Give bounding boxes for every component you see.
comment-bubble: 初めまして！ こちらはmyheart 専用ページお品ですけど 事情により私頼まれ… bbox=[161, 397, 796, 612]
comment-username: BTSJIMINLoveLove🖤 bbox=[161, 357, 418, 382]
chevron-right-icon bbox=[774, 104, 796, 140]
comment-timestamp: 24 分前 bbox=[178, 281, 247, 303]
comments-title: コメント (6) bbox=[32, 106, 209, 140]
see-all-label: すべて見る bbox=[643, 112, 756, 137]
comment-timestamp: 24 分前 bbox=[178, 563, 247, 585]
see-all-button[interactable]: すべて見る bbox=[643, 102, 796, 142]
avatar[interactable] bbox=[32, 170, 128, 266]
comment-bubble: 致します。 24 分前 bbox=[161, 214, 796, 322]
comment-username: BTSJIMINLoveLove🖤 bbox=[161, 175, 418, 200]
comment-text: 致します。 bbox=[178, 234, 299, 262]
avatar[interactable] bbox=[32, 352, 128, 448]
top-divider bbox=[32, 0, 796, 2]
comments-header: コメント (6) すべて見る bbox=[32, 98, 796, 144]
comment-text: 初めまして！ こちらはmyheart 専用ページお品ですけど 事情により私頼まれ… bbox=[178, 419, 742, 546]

════

Stated problem – Print the records above again, reproducing every line of them with no changes at all.

Exercise answer –
Give bounding boxes for every component you see.
comment-bubble: 初めまして！ こちらはmyheart 専用ページお品ですけど 事情により私頼まれ… bbox=[161, 397, 796, 612]
comment-username: BTSJIMINLoveLove🖤 bbox=[161, 357, 418, 382]
chevron-right-icon bbox=[774, 104, 796, 140]
comment-timestamp: 24 分前 bbox=[178, 281, 247, 303]
comments-title: コメント (6) bbox=[32, 106, 209, 140]
see-all-label: すべて見る bbox=[643, 112, 756, 137]
comment-timestamp: 24 分前 bbox=[178, 563, 247, 585]
see-all-button[interactable]: すべて見る bbox=[643, 102, 796, 142]
avatar[interactable] bbox=[32, 170, 128, 266]
comment-bubble: 致します。 24 分前 bbox=[161, 214, 796, 322]
comment-username: BTSJIMINLoveLove🖤 bbox=[161, 175, 418, 200]
comment-text: 致します。 bbox=[178, 234, 299, 262]
avatar[interactable] bbox=[32, 352, 128, 448]
top-divider bbox=[32, 0, 796, 2]
comments-header: コメント (6) すべて見る bbox=[32, 98, 796, 144]
comment-text: 初めまして！ こちらはmyheart 専用ページお品ですけど 事情により私頼まれ… bbox=[178, 419, 742, 546]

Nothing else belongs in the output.